►
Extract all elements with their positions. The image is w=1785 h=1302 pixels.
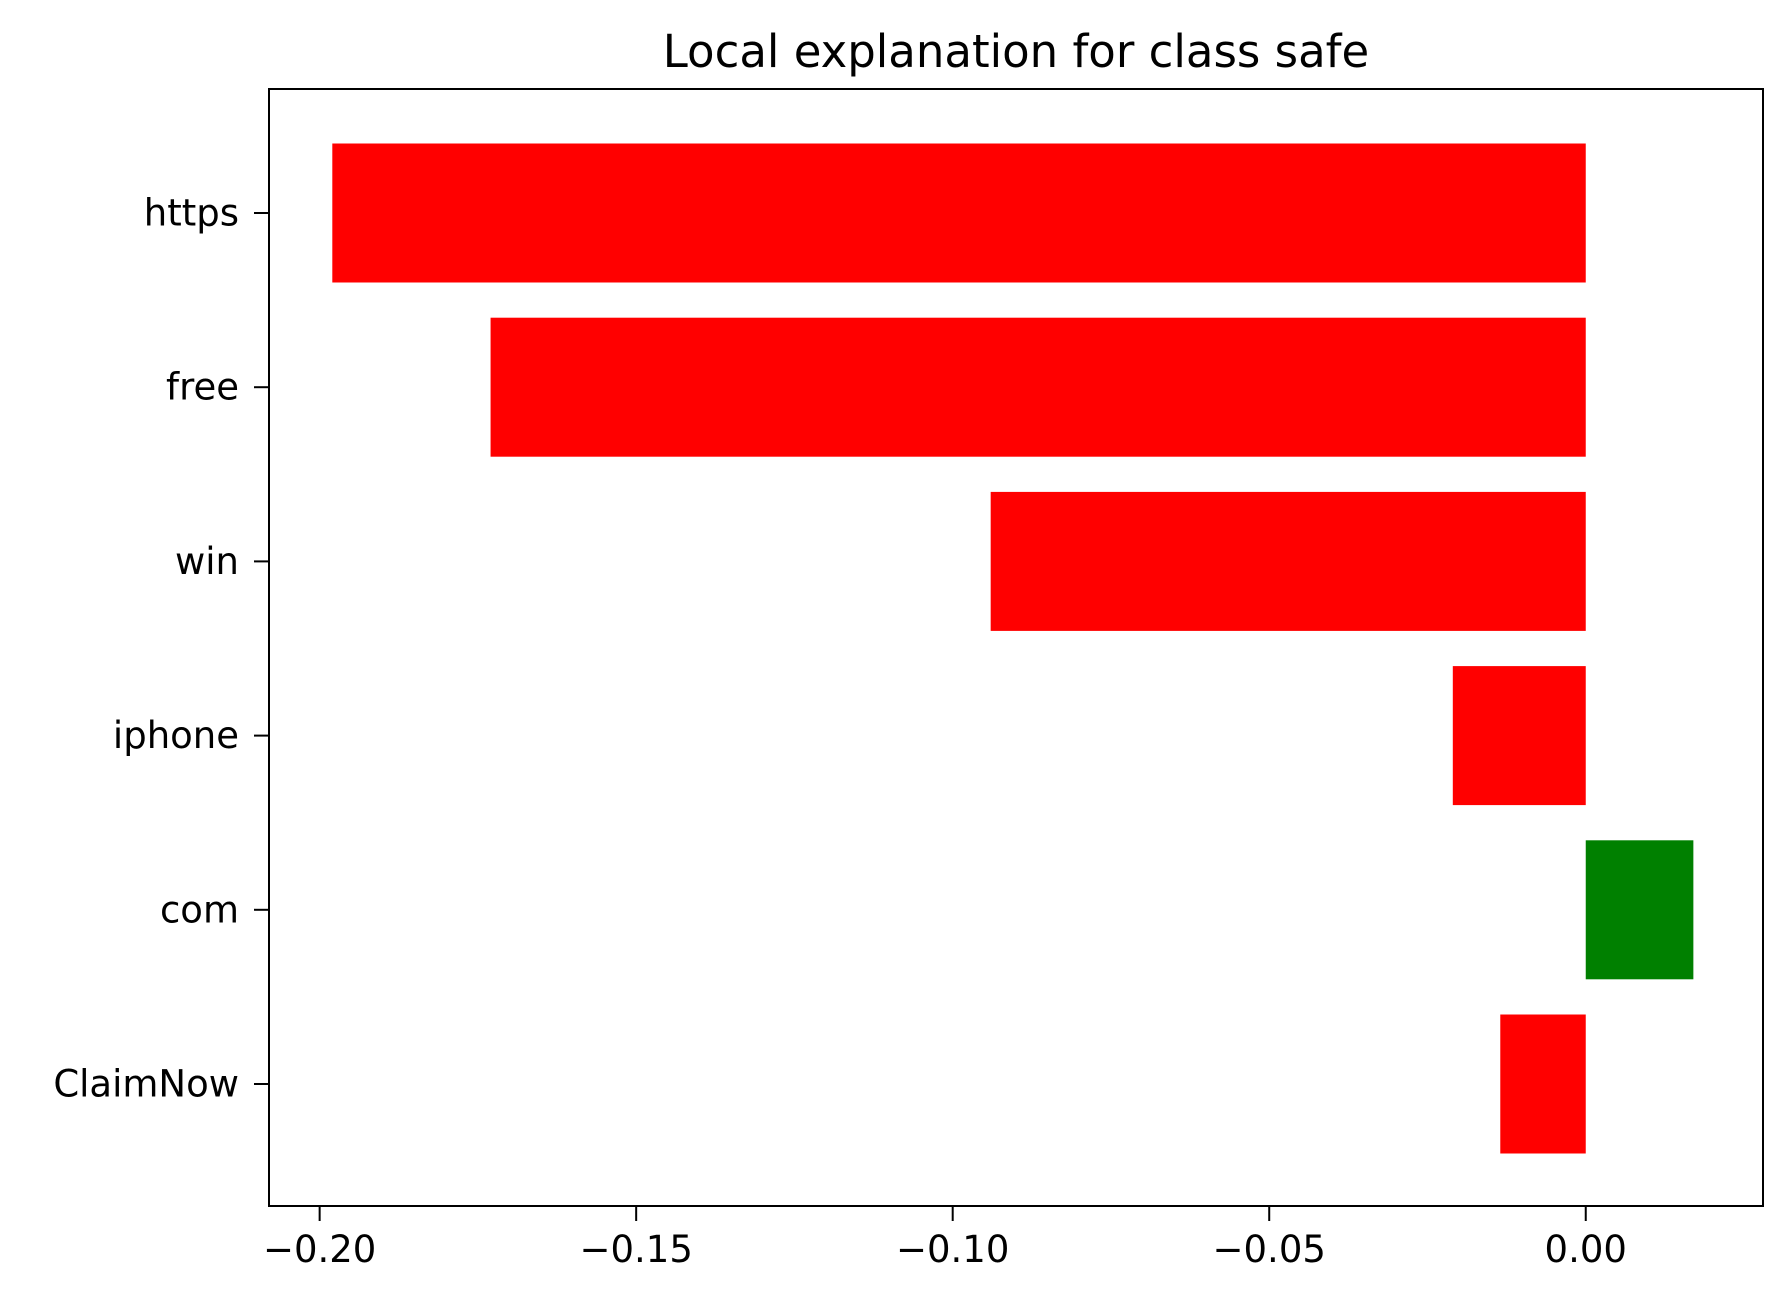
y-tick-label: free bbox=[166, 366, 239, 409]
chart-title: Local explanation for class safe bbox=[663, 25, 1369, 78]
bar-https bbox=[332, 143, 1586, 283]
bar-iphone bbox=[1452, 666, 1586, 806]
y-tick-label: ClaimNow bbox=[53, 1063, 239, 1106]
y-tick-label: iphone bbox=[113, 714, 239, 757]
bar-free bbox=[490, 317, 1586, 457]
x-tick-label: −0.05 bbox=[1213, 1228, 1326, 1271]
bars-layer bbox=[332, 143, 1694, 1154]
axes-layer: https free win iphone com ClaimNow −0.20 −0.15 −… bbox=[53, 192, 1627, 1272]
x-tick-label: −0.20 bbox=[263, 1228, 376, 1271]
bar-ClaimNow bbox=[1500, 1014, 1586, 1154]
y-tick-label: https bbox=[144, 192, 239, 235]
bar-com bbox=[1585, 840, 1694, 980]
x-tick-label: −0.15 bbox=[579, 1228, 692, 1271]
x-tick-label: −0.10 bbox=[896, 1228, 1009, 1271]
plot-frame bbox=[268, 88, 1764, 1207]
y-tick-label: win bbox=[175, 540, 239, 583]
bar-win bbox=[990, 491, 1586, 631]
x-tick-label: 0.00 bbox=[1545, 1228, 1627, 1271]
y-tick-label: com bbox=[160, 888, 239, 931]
◄
►
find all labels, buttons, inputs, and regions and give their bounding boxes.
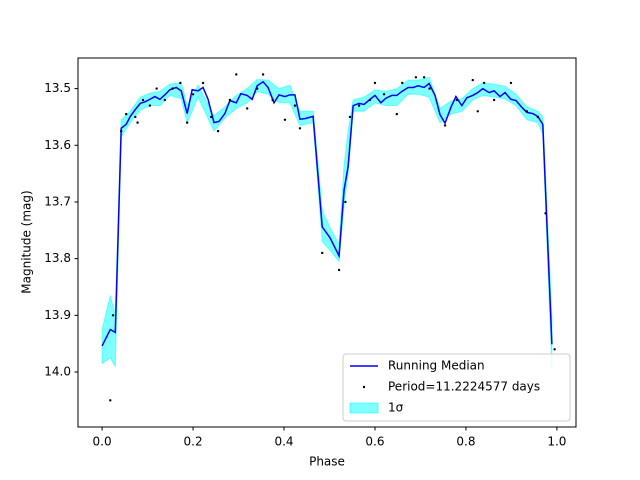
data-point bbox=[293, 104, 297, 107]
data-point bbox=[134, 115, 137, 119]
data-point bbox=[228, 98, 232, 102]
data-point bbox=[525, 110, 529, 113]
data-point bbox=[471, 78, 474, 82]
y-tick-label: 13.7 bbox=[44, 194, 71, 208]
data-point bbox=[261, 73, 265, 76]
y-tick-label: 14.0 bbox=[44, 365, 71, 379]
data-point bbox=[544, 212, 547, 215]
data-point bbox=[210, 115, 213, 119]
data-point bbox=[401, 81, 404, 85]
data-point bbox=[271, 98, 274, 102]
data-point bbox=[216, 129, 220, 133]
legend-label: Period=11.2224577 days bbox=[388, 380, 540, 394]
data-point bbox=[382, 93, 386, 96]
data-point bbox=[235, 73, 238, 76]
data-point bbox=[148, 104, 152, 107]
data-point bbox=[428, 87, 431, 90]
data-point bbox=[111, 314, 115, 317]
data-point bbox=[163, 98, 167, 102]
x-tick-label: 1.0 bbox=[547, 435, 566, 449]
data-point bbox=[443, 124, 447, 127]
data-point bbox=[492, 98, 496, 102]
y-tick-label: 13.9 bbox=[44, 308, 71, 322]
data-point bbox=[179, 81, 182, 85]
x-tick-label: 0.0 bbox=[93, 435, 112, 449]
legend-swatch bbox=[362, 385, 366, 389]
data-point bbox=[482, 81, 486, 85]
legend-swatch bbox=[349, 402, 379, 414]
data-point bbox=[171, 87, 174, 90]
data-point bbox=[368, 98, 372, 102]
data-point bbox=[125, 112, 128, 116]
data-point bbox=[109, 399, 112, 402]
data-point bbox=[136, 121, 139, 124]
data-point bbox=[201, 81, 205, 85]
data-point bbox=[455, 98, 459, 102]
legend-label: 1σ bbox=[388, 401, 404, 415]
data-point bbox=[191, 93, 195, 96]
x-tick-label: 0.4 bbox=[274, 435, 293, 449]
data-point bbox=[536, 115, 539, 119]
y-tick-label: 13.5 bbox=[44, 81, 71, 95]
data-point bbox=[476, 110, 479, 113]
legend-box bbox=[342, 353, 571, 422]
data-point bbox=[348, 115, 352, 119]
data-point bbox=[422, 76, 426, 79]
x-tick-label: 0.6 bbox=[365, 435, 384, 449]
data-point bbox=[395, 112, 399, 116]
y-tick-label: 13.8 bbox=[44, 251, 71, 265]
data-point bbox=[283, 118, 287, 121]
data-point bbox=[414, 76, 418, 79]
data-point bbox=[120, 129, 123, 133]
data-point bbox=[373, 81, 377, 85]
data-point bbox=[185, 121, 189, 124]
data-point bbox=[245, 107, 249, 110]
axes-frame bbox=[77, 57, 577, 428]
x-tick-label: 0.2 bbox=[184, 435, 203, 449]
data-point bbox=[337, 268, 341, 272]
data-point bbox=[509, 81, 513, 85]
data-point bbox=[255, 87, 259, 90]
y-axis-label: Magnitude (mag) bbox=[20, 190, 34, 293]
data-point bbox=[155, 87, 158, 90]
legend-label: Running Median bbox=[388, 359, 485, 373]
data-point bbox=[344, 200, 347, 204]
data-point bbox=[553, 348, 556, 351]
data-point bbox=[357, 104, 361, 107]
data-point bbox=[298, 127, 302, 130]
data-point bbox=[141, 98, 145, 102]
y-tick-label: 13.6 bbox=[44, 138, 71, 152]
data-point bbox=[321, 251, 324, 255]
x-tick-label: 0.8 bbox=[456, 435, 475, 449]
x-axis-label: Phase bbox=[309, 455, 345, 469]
◄
►
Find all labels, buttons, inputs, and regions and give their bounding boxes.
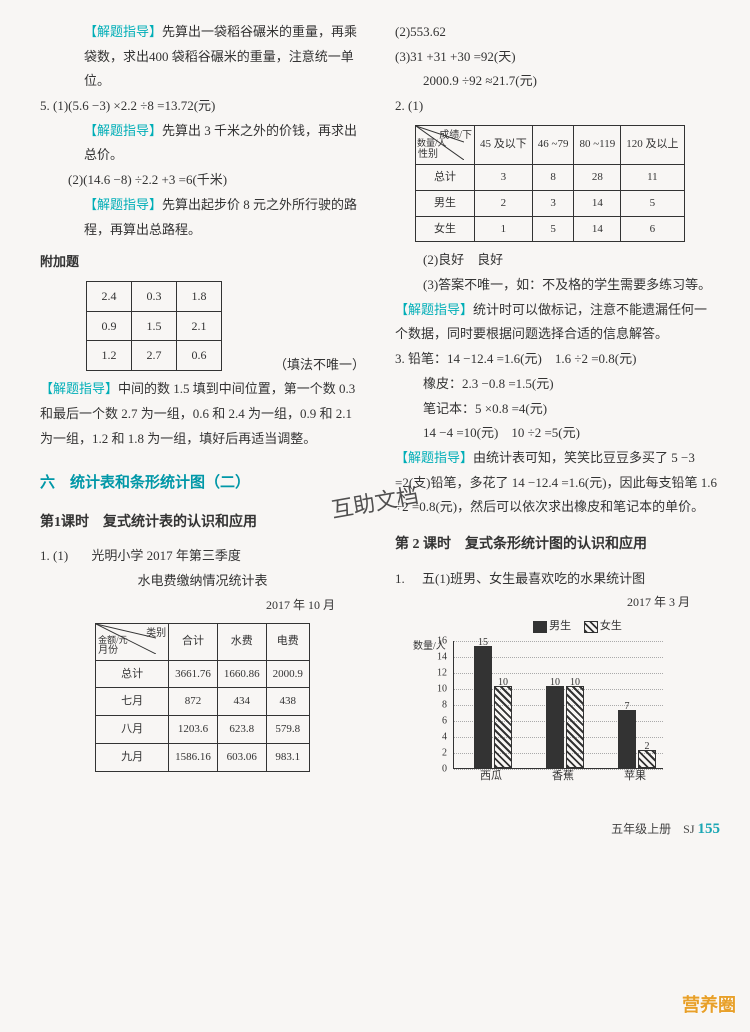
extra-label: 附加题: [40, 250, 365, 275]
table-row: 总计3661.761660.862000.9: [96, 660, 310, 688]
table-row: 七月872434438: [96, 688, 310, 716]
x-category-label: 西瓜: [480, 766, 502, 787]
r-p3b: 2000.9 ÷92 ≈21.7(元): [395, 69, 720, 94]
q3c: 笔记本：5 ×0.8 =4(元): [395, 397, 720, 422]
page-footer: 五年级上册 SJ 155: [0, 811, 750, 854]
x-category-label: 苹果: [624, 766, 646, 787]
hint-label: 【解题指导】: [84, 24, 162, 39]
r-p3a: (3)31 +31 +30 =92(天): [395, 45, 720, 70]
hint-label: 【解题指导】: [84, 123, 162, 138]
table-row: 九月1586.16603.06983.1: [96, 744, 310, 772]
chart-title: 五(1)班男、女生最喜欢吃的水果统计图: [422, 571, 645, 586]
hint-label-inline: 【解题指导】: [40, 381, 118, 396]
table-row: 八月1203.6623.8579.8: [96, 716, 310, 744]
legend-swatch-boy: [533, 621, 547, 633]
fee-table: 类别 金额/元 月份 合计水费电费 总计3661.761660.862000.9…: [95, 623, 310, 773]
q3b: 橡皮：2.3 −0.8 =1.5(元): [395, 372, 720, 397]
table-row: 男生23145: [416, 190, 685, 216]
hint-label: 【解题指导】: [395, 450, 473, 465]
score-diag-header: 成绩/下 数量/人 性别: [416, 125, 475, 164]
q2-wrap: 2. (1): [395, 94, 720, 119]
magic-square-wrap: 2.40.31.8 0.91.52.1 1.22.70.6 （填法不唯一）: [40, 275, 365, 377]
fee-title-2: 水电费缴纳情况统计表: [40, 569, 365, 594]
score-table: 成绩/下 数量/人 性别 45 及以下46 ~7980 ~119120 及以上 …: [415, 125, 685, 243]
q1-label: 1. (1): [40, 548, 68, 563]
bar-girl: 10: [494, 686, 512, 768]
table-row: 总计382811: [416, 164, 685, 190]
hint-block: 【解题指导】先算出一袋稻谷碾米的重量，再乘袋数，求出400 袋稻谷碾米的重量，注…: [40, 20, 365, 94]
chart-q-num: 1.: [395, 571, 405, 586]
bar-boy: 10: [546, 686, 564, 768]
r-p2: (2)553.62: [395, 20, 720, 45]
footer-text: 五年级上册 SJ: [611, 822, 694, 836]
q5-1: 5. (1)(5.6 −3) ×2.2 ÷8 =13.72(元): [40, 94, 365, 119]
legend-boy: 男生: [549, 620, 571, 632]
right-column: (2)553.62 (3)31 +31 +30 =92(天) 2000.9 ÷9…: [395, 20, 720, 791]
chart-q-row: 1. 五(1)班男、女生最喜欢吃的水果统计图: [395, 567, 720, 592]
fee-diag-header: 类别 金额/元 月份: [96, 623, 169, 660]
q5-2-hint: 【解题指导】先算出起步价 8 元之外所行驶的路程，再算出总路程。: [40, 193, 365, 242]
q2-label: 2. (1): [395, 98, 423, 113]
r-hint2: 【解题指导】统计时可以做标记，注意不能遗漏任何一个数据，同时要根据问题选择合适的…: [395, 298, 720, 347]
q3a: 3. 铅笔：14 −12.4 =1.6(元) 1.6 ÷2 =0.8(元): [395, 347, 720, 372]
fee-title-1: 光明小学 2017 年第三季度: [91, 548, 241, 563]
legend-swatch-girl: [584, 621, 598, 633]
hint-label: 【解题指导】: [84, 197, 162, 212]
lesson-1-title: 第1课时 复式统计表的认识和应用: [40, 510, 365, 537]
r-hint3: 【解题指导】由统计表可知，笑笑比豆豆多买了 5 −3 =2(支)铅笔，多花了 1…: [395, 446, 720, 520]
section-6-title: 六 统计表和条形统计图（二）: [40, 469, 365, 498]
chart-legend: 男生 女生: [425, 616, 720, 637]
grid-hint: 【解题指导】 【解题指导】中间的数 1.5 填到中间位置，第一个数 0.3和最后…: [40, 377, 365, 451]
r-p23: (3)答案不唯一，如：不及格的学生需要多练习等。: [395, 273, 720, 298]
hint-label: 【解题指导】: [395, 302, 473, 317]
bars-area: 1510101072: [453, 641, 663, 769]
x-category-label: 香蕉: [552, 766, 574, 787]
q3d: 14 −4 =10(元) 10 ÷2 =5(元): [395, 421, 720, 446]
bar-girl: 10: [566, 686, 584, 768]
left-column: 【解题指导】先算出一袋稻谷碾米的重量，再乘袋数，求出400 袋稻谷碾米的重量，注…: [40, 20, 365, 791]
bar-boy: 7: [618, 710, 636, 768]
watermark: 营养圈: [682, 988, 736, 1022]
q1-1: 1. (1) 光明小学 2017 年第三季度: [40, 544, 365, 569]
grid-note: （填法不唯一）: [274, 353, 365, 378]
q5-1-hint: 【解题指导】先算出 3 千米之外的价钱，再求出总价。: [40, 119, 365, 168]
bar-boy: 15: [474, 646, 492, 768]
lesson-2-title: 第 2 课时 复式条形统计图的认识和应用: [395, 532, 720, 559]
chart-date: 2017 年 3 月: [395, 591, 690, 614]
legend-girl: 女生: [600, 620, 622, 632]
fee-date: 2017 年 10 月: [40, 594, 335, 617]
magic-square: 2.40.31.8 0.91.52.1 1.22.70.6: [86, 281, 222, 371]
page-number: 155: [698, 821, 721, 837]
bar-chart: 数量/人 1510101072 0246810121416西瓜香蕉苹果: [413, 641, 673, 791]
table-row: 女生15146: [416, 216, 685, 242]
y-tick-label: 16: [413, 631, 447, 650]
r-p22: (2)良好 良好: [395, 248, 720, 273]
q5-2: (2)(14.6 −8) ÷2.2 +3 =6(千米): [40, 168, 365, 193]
◄
> [What you will do]:
Gather every line above that contains the string "magic", and reproduce each in full. Letter case must match.

> [Answer for the task]:
magic-square-wrap: 2.40.31.8 0.91.52.1 1.22.70.6 （填法不唯一）: [40, 275, 365, 377]
magic-square: 2.40.31.8 0.91.52.1 1.22.70.6: [86, 281, 222, 371]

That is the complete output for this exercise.